Every record below should be printed exactly as it appears.

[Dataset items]
____
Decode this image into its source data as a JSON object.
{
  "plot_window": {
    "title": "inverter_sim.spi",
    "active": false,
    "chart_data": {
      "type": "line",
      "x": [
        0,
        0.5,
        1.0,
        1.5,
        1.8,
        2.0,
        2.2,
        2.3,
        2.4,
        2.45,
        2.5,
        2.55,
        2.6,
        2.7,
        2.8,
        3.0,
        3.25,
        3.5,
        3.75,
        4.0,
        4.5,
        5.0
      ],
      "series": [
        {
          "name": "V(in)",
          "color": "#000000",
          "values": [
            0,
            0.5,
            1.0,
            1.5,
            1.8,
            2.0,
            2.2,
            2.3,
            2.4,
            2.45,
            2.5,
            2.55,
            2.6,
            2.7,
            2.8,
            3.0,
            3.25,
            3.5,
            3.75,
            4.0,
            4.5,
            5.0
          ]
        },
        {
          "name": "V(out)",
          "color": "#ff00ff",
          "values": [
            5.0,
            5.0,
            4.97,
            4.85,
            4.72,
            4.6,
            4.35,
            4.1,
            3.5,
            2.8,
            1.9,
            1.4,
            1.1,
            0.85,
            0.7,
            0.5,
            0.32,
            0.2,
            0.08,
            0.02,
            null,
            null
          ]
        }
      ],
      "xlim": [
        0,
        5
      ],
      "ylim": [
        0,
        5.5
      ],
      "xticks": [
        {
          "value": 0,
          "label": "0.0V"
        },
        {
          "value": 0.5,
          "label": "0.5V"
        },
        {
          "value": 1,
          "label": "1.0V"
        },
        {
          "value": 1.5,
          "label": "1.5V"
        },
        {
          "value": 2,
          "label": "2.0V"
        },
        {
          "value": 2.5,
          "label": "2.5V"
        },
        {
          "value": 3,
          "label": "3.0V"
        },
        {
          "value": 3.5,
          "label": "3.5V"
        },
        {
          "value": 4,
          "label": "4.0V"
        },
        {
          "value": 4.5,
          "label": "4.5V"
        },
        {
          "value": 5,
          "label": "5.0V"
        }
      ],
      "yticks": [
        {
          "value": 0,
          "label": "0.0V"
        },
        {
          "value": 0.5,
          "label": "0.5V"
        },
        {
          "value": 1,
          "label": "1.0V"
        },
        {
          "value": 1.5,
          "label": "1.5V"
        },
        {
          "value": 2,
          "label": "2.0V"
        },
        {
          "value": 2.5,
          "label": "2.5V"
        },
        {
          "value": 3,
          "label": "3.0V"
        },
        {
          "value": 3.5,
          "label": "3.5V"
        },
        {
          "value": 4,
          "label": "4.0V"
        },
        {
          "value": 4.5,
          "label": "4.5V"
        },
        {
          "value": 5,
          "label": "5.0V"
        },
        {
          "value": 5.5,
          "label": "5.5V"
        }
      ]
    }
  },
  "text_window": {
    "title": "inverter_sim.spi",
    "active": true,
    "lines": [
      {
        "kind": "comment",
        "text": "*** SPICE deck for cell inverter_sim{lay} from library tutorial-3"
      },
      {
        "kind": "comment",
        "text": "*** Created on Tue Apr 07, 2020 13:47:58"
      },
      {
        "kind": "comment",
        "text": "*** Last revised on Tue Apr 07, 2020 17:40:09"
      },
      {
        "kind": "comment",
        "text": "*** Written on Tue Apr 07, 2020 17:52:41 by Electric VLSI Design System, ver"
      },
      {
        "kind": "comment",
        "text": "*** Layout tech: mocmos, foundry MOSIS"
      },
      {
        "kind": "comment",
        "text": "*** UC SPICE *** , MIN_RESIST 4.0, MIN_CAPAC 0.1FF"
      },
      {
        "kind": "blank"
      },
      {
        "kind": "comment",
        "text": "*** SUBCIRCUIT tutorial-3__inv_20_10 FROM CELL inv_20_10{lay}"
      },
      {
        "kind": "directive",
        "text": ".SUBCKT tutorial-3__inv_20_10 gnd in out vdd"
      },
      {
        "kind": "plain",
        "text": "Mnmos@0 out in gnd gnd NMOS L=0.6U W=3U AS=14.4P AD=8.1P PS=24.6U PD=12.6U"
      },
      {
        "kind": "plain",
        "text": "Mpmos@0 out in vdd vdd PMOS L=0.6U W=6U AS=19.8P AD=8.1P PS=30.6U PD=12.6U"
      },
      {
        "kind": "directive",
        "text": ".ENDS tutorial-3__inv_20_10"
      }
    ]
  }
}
____
** The solution **
Decode this image into its source data as a JSON object.
{
  "plot_window": {
    "title": "inverter_sim.spi",
    "active": false,
    "chart_data": {
      "type": "line",
      "x": [
        0,
        0.5,
        1.0,
        1.5,
        1.8,
        2.0,
        2.2,
        2.3,
        2.4,
        2.45,
        2.5,
        2.55,
        2.6,
        2.7,
        2.8,
        3.0,
        3.25,
        3.5,
        3.75,
        4.0,
        4.5,
        5.0
      ],
      "series": [
        {
          "name": "V(in)",
          "color": "#000000",
          "values": [
            0,
            0.5,
            1.0,
            1.5,
            1.8,
            2.0,
            2.2,
            2.3,
            2.4,
            2.45,
            2.5,
            2.55,
            2.6,
            2.7,
            2.8,
            3.0,
            3.25,
            3.5,
            3.75,
            4.0,
            4.5,
            5.0
          ]
        },
        {
          "name": "V(out)",
          "color": "#ff00ff",
          "values": [
            5.0,
            5.0,
            4.97,
            4.85,
            4.72,
            4.6,
            4.35,
            4.1,
            3.5,
            2.8,
            1.9,
            1.4,
            1.1,
            0.85,
            0.7,
            0.5,
            0.32,
            0.2,
            0.08,
            0.02,
            null,
            null
          ]
        }
      ],
      "xlim": [
        0,
        5
      ],
      "ylim": [
        0,
        5.5
      ],
      "xticks": [
        {
          "value": 0,
          "label": "0.0V"
        },
        {
          "value": 0.5,
          "label": "0.5V"
        },
        {
          "value": 1,
          "label": "1.0V"
        },
        {
          "value": 1.5,
          "label": "1.5V"
        },
        {
          "value": 2,
          "label": "2.0V"
        },
        {
          "value": 2.5,
          "label": "2.5V"
        },
        {
          "value": 3,
          "label": "3.0V"
        },
        {
          "value": 3.5,
          "label": "3.5V"
        },
        {
          "value": 4,
          "label": "4.0V"
        },
        {
          "value": 4.5,
          "label": "4.5V"
        },
        {
          "value": 5,
          "label": "5.0V"
        }
      ],
      "yticks": [
        {
          "value": 0,
          "label": "0.0V"
        },
        {
          "value": 0.5,
          "label": "0.5V"
        },
        {
          "value": 1,
          "label": "1.0V"
        },
        {
          "value": 1.5,
          "label": "1.5V"
        },
        {
          "value": 2,
          "label": "2.0V"
        },
        {
          "value": 2.5,
          "label": "2.5V"
        },
        {
          "value": 3,
          "label": "3.0V"
        },
        {
          "value": 3.5,
          "label": "3.5V"
        },
        {
          "value": 4,
          "label": "4.0V"
        },
        {
          "value": 4.5,
          "label": "4.5V"
        },
        {
          "value": 5,
          "label": "5.0V"
        },
        {
          "value": 5.5,
          "label": "5.5V"
        }
      ]
    }
  },
  "text_window": {
    "title": "inverter_sim.spi",
    "active": true,
    "lines": [
      {
        "kind": "comment",
        "text": "*** SPICE deck for cell inverter_sim{lay} from library tutorial-3"
      },
      {
        "kind": "comment",
        "text": "*** Created on Tue Apr 07, 2020 13:47:58"
      },
      {
        "kind": "comment",
        "text": "*** Last revised on Tue Apr 07, 2020 17:40:09"
      },
      {
        "kind": "comment",
        "text": "*** Written on Tue Apr 07, 2020 17:52:41 by Electric VLSI Design System, ver"
      },
      {
        "kind": "comment",
        "text": "*** Layout tech: mocmos, foundry MOSIS"
      },
      {
        "kind": "comment",
        "text": "*** UC SPICE *** , MIN_RESIST 4.0, MIN_CAPAC 0.1FF"
      },
      {
        "kind": "blank"
      },
      {
        "kind": "comment",
        "text": "*** SUBCIRCUIT tutorial-3__inv_20_10 FROM CELL inv_20_10{lay}"
      },
      {
        "kind": "directive",
        "text": ".SUBCKT tutorial-3__inv_20_10 gnd in out vdd"
      },
      {
        "kind": "plain",
        "text": "Mnmos@0 out in gnd gnd NMOS L=0.6U W=3U AS=14.4P AD=8.1P PS=24.6U PD=12.6U"
      },
      {
        "kind": "plain",
        "text": "Mpmos@0 out in vdd vdd PMOS L=0.6U W=6U AS=19.8P AD=8.1P PS=30.6U PD=12.6U"
      },
      {
        "kind": "directive",
        "text": ".ENDS tutorial-3__inv_20_10"
      }
    ]
  }
}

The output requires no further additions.